§ Stored rows:
________________

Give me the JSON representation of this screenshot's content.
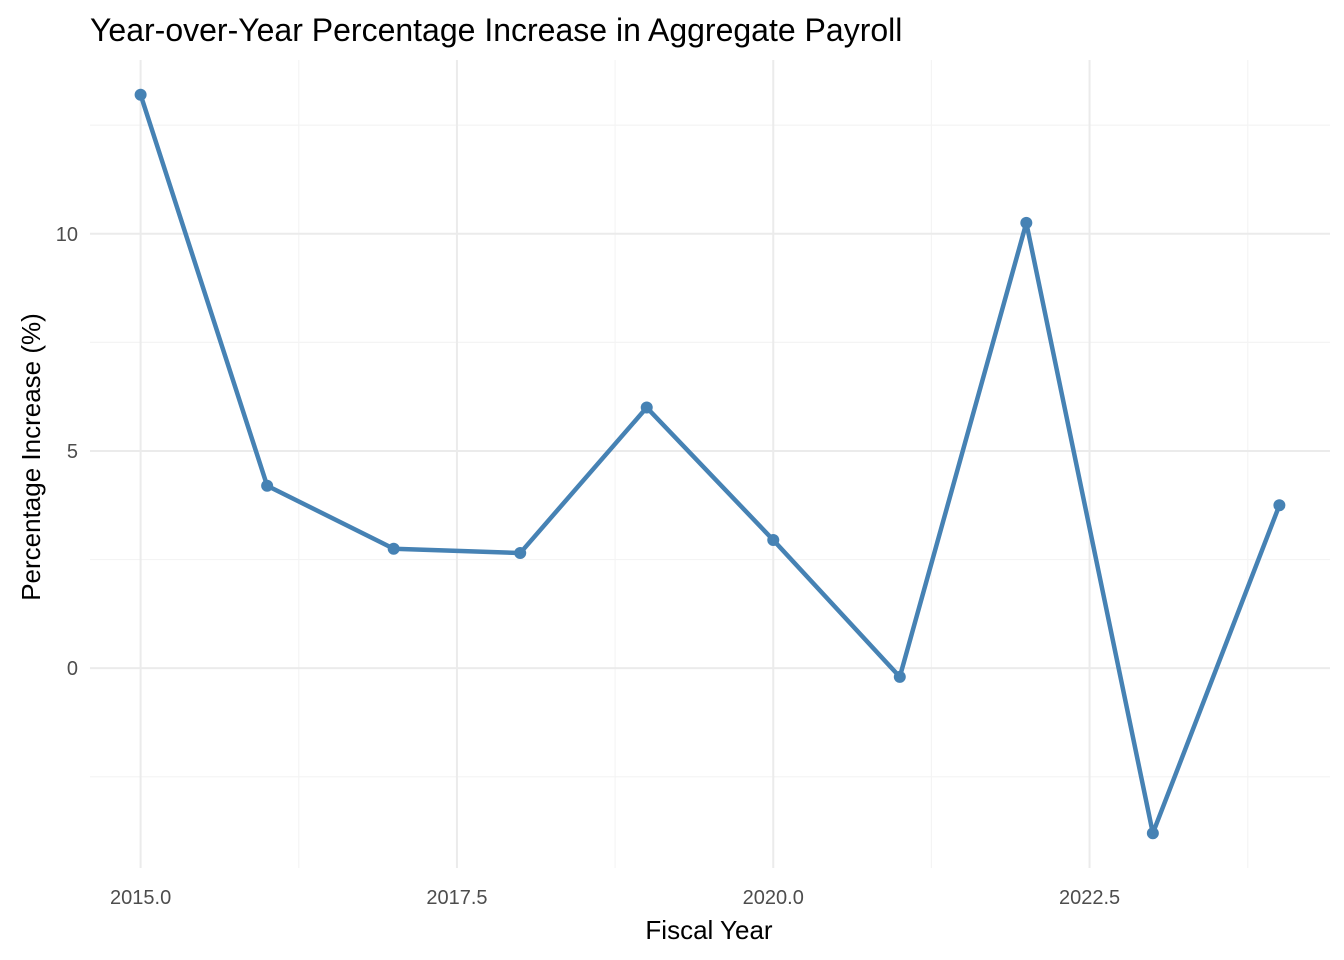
{
  "chart_data": {
    "type": "line",
    "title": "Year-over-Year Percentage Increase in Aggregate Payroll",
    "xlabel": "Fiscal Year",
    "ylabel": "Percentage Increase (%)",
    "x": [
      2015,
      2016,
      2017,
      2018,
      2019,
      2020,
      2021,
      2022,
      2023,
      2024
    ],
    "series": [
      {
        "values": [
          13.2,
          4.2,
          2.75,
          2.65,
          6.0,
          2.95,
          -0.2,
          10.25,
          -3.8,
          3.75
        ],
        "color": "#4682b4"
      }
    ],
    "xlim": [
      2014.6,
      2024.4
    ],
    "ylim": [
      -4.6,
      14.0
    ],
    "x_ticks": [
      2015.0,
      2017.5,
      2020.0,
      2022.5
    ],
    "x_tick_labels": [
      "2015.0",
      "2017.5",
      "2020.0",
      "2022.5"
    ],
    "y_ticks": [
      0,
      5,
      10
    ],
    "y_tick_labels": [
      "0",
      "5",
      "10"
    ],
    "x_minor_ticks": [
      2016.25,
      2018.75,
      2021.25,
      2023.75
    ],
    "y_minor_ticks": [
      -2.5,
      2.5,
      7.5,
      12.5
    ],
    "grid": true,
    "markers": true,
    "legend": "none"
  }
}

________________

§ Problem to work on: Look through the records and gather each line with the word "Percentage".

§ Worked solution:
    "title": "Year-over-Year Percentage Increase in Aggregate Payroll",
    "ylabel": "Percentage Increase (%)",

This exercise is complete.